>>>>

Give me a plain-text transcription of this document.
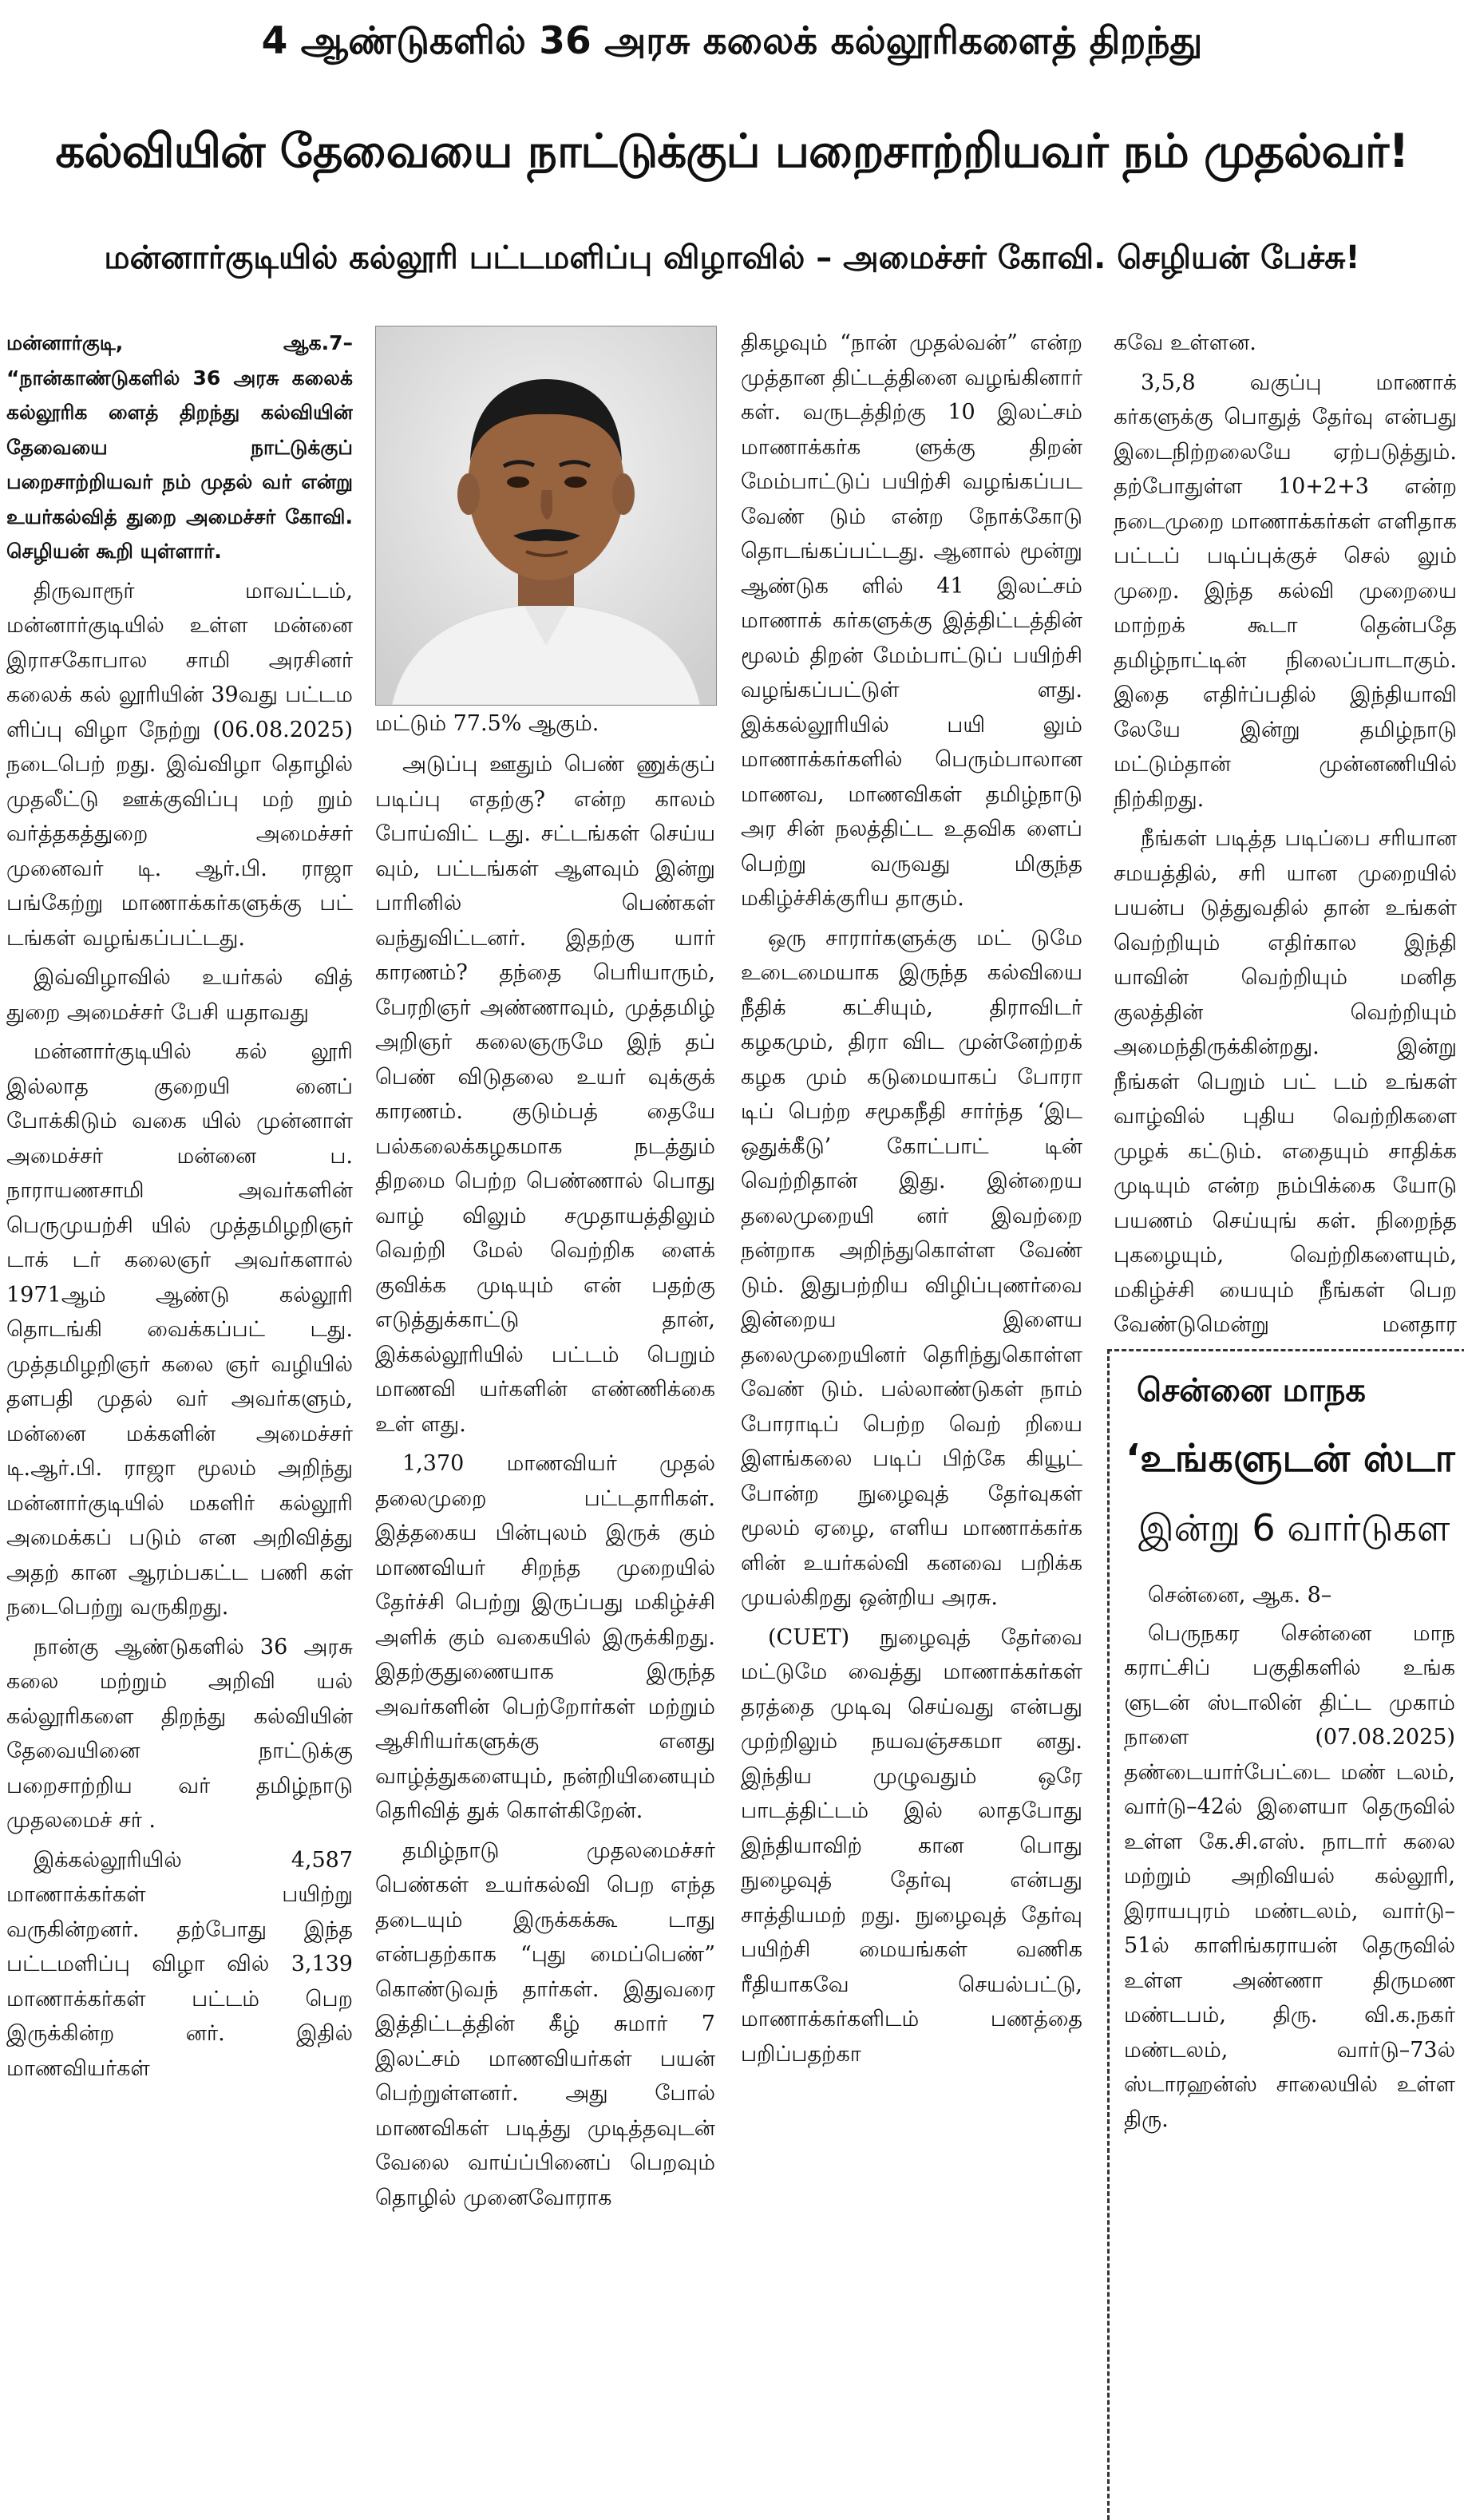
4 ஆண்டுகளில் 36 அரசு கலைக் கல்லூரிகளைத் திறந்து
கல்வியின் தேவையை நாட்டுக்குப் பறைசாற்றியவர் நம் முதல்வர்!
மன்னார்குடியில் கல்லூரி பட்டமளிப்பு விழாவில் – அமைச்சர் கோவி. செழியன் பேச்சு!

மன்னார்குடி, ஆக.7– “நான்காண்டுகளில் 36 அரசு கலைக் கல்லூரிக ளைத் திறந்து கல்வியின் தேவையை நாட்டுக்குப் பறைசாற்றியவர் நம் முதல் வர் என்று உயர்கல்வித் துறை அமைச்சர் கோவி. செழியன் கூறி யுள்ளார்.

திருவாரூர் மாவட்டம், மன்னார்குடியில் உள்ள மன்னை இராசகோபால சாமி அரசினர் கலைக் கல் லூரியின் 39வது பட்டம ளிப்பு விழா நேற்று (06.08.2025) நடைபெற் றது. இவ்விழா தொழில் முதலீட்டு ஊக்குவிப்பு மற் றும் வர்த்தகத்துறை அமைச்சர் முனைவர் டி. ஆர்.பி. ராஜா பங்கேற்று மாணாக்கர்களுக்கு பட் டங்கள் வழங்கப்பட்டது.

இவ்விழாவில் உயர்கல் வித் துறை அமைச்சர் பேசி யதாவது

மன்னார்குடியில் கல் லூரி இல்லாத குறையி னைப் போக்கிடும் வகை யில் முன்னாள் அமைச்சர் மன்னை ப. நாராயணசாமி அவர்களின் பெருமுயற்சி யில் முத்தமிழறிஞர் டாக் டர் கலைஞர் அவர்களால் 1971ஆம் ஆண்டு கல்லூரி தொடங்கி வைக்கப்பட் டது. முத்தமிழறிஞர் கலை ஞர் வழியில் தளபதி முதல் வர் அவர்களும், மன்னை மக்களின் அமைச்சர் டி.ஆர்.பி. ராஜா மூலம் அறிந்து மன்னார்குடியில் மகளிர் கல்லூரி அமைக்கப் படும் என அறிவித்து அதற் கான ஆரம்பகட்ட பணி கள் நடைபெற்று வருகிறது.

நான்கு ஆண்டுகளில் 36 அரசு கலை மற்றும் அறிவி யல் கல்லூரிகளை திறந்து கல்வியின் தேவையினை நாட்டுக்கு பறைசாற்றிய வர் தமிழ்நாடு முதலமைச் சர் .

இக்கல்லூரியில் 4,587 மாணாக்கர்கள் பயிற்று வருகின்றனர். தற்போது இந்த பட்டமளிப்பு விழா வில் 3,139 மாணாக்கர்கள் பட்டம் பெற இருக்கின்ற னர். இதில் மாணவியர்கள்

மட்டும் 77.5% ஆகும்.

அடுப்பு ஊதும் பெண் ணுக்குப் படிப்பு எதற்கு? என்ற காலம் போய்விட் டது. சட்டங்கள் செய்ய வும், பட்டங்கள் ஆளவும் இன்று பாரினில் பெண்கள் வந்துவிட்டனர். இதற்கு யார் காரணம்? தந்தை பெரியாரும், பேரறிஞர் அண்ணாவும், முத்தமிழ் அறிஞர் கலைஞருமே இந் தப் பெண் விடுதலை உயர் வுக்குக் காரணம். குடும்பத் தையே பல்கலைக்கழகமாக நடத்தும் திறமை பெற்ற பெண்ணால் பொது வாழ் விலும் சமுதாயத்திலும் வெற்றி மேல் வெற்றிக ளைக் குவிக்க முடியும் என் பதற்கு எடுத்துக்காட்டு தான், இக்கல்லூரியில் பட்டம் பெறும் மாணவி யர்களின் எண்ணிக்கை உள் ளது.

1,370 மாணவியர் முதல் தலைமுறை பட்டதாரிகள். இத்தகைய பின்புலம் இருக் கும் மாணவியர் சிறந்த முறையில் தேர்ச்சி பெற்று இருப்பது மகிழ்ச்சி அளிக் கும் வகையில் இருக்கிறது. இதற்குதுணையாக இருந்த அவர்களின் பெற்றோர்கள் மற்றும் ஆசிரியர்களுக்கு எனது வாழ்த்துகளையும், நன்றியினையும் தெரிவித் துக் கொள்கிறேன்.

தமிழ்நாடு முதலமைச்சர் பெண்கள் உயர்கல்வி பெற எந்த தடையும் இருக்கக்கூ டாது என்பதற்காக “புது மைப்பெண்” கொண்டுவந் தார்கள். இதுவரை இத்திட்டத்தின் கீழ் சுமார் 7 இலட்சம் மாணவியர்கள் பயன் பெற்றுள்ளனர். அது போல் மாணவிகள் படித்து முடித்தவுடன் வேலை வாய்ப்பினைப் பெறவும் தொழில் முனைவோராக

திகழவும் “நான் முதல்வன்” என்ற முத்தான திட்டத்தினை வழங்கினார் கள். வருடத்திற்கு 10 இலட்சம் மாணாக்கர்க ளுக்கு திறன் மேம்பாட்டுப் பயிற்சி வழங்கப்பட வேண் டும் என்ற நோக்கோடு தொடங்கப்பட்டது. ஆனால் மூன்று ஆண்டுக ளில் 41 இலட்சம் மாணாக் கர்களுக்கு இத்திட்டத்தின் மூலம் திறன் மேம்பாட்டுப் பயிற்சி வழங்கப்பட்டுள் ளது. இக்கல்லூரியில் பயி லும் மாணாக்கர்களில் பெரும்பாலான மாணவ, மாணவிகள் தமிழ்நாடு அர சின் நலத்திட்ட உதவிக ளைப் பெற்று வருவது மிகுந்த மகிழ்ச்சிக்குரிய தாகும்.

ஒரு சாரார்களுக்கு மட் டுமே உடைமையாக இருந்த கல்வியை நீதிக் கட்சியும், திராவிடர் கழகமும், திரா விட முன்னேற்றக் கழக மும் கடுமையாகப் போரா டிப் பெற்ற சமூகநீதி சார்ந்த ‘இட ஒதுக்கீடு’ கோட்பாட் டின் வெற்றிதான் இது. இன்றைய தலைமுறையி னர் இவற்றை நன்றாக அறிந்துகொள்ள வேண் டும். இதுபற்றிய விழிப்புணர்வை இன்றைய இளைய தலைமுறையினர் தெரிந்துகொள்ள வேண் டும். பல்லாண்டுகள் நாம் போராடிப் பெற்ற வெற் றியை இளங்கலை படிப் பிற்கே கியூட் போன்ற நுழைவுத் தேர்வுகள் மூலம் ஏழை, எளிய மாணாக்கர்க ளின் உயர்கல்வி கனவை பறிக்க முயல்கிறது ஒன்றிய அரசு.

(CUET) நுழைவுத் தேர்வை மட்டுமே வைத்து மாணாக்கர்கள் தரத்தை முடிவு செய்வது என்பது முற்றிலும் நயவஞ்சகமா னது. இந்திய முழுவதும் ஒரே பாடத்திட்டம் இல் லாதபோது இந்தியாவிற் கான பொது நுழைவுத் தேர்வு என்பது சாத்தியமற் றது. நுழைவுத் தேர்வு பயிற்சி மையங்கள் வணிக ரீதியாகவே செயல்பட்டு, மாணாக்கர்களிடம் பணத்தை பறிப்பதற்கா

கவே உள்ளன.

3,5,8 வகுப்பு மாணாக் கர்களுக்கு பொதுத் தேர்வு என்பது இடைநிற்றலையே ஏற்படுத்தும். தற்போதுள்ள 10+2+3 என்ற நடைமுறை மாணாக்கர்கள் எளிதாக பட்டப் படிப்புக்குச் செல் லும் முறை. இந்த கல்வி முறையை மாற்றக் கூடா தென்பதே தமிழ்நாட்டின் நிலைப்பாடாகும். இதை எதிர்ப்பதில் இந்தியாவி லேயே இன்று தமிழ்நாடு மட்டும்தான் முன்னணியில் நிற்கிறது.

நீங்கள் படித்த படிப்பை சரியான சமயத்தில், சரி யான முறையில் பயன்ப டுத்துவதில் தான் உங்கள் வெற்றியும் எதிர்கால இந்தி யாவின் வெற்றியும் மனித குலத்தின் வெற்றியும் அமைந்திருக்கின்றது. இன்று நீங்கள் பெறும் பட் டம் உங்கள் வாழ்வில் புதிய வெற்றிகளை முழக் கட்டும். எதையும் சாதிக்க முடியும் என்ற நம்பிக்கை யோடு பயணம் செய்யுங் கள். நிறைந்த புகழையும், வெற்றிகளையும், மகிழ்ச்சி யையும் நீங்கள் பெற வேண்டுமென்று மனதார

சென்னை மாநக
‘உங்களுடன் ஸ்டா
இன்று 6 வார்டுகள

சென்னை, ஆக. 8–

பெருநகர சென்னை மாந கராட்சிப் பகுதிகளில் உங்க ளுடன் ஸ்டாலின் திட்ட முகாம் நாளை (07.08.2025) தண்டையார்பேட்டை மண் டலம், வார்டு–42ல் இளையா தெருவில் உள்ள கே.சி.எஸ். நாடார் கலை மற்றும் அறிவியல் கல்லூரி, இராயபுரம் மண்டலம், வார்டு–51ல் காளிங்கராயன் தெருவில் உள்ள அண்ணா திருமண மண்டபம், திரு. வி.க.நகர் மண்டலம், வார்டு–73ல் ஸ்டாரஹன்ஸ் சாலையில் உள்ள திரு.
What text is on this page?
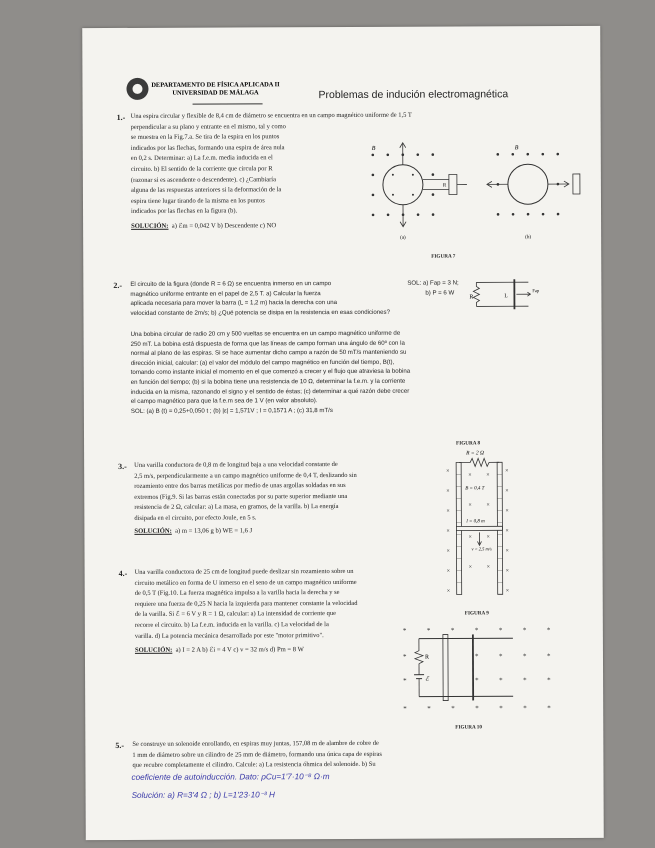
DEPARTAMENTO DE FÍSICA APLICADA II
UNIVERSIDAD DE MÁLAGA	Problemas de indución electromagnética
1.- Una espira circular y flexible de 8,4 cm de diámetro se encuentra en un campo magnético uniforme de 1,5 T
perpendicular a su plano y entrante en el mismo, tal y como
se muestra en la Fig.7.a. Se tira de la espira en los puntos
indicados por las flechas, formando una espira de área nula
en 0,2 s. Determinar: a) La f.e.m. media inducida en el
circuito. b) El sentido de la corriente que circula por R
(razonar si es ascendente o descendente). c) ¿Cambiaría
alguna de las respuestas anteriores si la deformación de la
espira tiene lugar tirando de la misma en los puntos
indicados por las flechas en la figura (b).
SOLUCIÓN: a) ℰm = 0,042 V b) Descendente c) NO
B
R
(a)
B
(b)
FIGURA 7
2.- El circuito de la figura (donde R = 6 Ω) se encuentra inmerso en un campo
magnético uniforme entrante en el papel de 2,5 T. a) Calcular la fuerza
aplicada necesaria para mover la barra (L = 1,2 m) hacia la derecha con una
velocidad constante de 2m/s; b) ¿Qué potencia se disipa en la resistencia en esas condiciones?
SOL: a) Fap = 3 N;
b) P = 6 W
R	L
Fap
Una bobina circular de radio 20 cm y 500 vueltas se encuentra en un campo magnético uniforme de
250 mT. La bobina está dispuesta de forma que las líneas de campo forman una ángulo de 60º con la
normal al plano de las espiras. Si se hace aumentar dicho campo a razón de 50 mT/s manteniendo su
dirección inicial, calcular: (a) el valor del módulo del campo magnético en función del tiempo, B(t),
tomando como instante inicial el momento en el que comenzó a crecer y el flujo que atraviesa la bobina
en función del tiempo; (b) si la bobina tiene una resistencia de 10 Ω, determinar la f.e.m. y la corriente
inducida en la misma, razonando el signo y el sentido de éstas; (c) determinar a qué razón debe crecer
el campo magnético para que la f.e.m sea de 1 V (en valor absoluto).
SOL: (a) B (t) = 0,25+0,050 t ; (b) |ε| = 1,571V ; I = 0,1571 A ; (c) 31,8 mT/s
FIGURA 8
3.- Una varilla conductora de 0,8 m de longitud baja a una velocidad constante de
2,5 m/s, perpendicularmente a un campo magnético uniforme de 0,4 T, deslizando sin
rozamiento entre dos barras metálicas por medio de unas argollas soldadas en sus
extremos (Fig.9. Si las barras están conectadas por su parte superior mediante una
resistencia de 2 Ω, calcular: a) La masa, en gramos, de la varilla. b) La energía
disipada en el circuito, por efecto Joule, en 5 s.
SOLUCIÓN: a) m = 13,06 g b) WE = 1,6 J
R = 2 Ω
×	×
×	×
×	×
×	×
×	×
×	×
×	×
× ×
× ×
× ×
× ×
B = 0,4 T
l = 0,8 m
v = 2,5 m/s
FIGURA 9
4.- Una varilla conductora de 25 cm de longitud puede deslizar sin rozamiento sobre un
circuito metálico en forma de U inmerso en el seno de un campo magnético uniforme
de 0,5 T (Fig.10. La fuerza magnética impulsa a la varilla hacia la derecha y se
requiere una fuerza de 0,25 N hacia la izquierda para mantener constante la velocidad
de la varilla. Si ℰ = 6 V y R = 1 Ω, calcular: a) La intensidad de corriente que
recorre el circuito. b) La f.e.m. inducida en la varilla. c) La velocidad de la
varilla. d) La potencia mecánica desarrollada por este "motor primitivo".
SOLUCIÓN: a) I = 2 A b) ℰi = 4 V c) v = 32 m/s d) Pm = 8 W
*	*	*	*	*	*	*
*	*
*	*	*
*	*
*	*	*
*	*	*	*	*	*	*
R
ℰ
FIGURA 10
5.- Se construye un solenoide enrollando, en espiras muy juntas, 157,08 m de alambre de cobre de
1 mm de diámetro sobre un cilindro de 25 mm de diámetro, formando una única capa de espiras
que recubre completamente el cilindro. Calcule: a) La resistencia óhmica del solenoide. b) Su
coeficiente de autoinducción. Dato: ρCu=1'7·10⁻⁸ Ω·m
Solución: a) R=3'4 Ω ; b) L=1'23·10⁻³ H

<<<<

:: EXERCISE INSTRUCTIONS ::
Each line containing the word "this" counts once; report the total alone.

:: COMPLETE ANSWER ::
2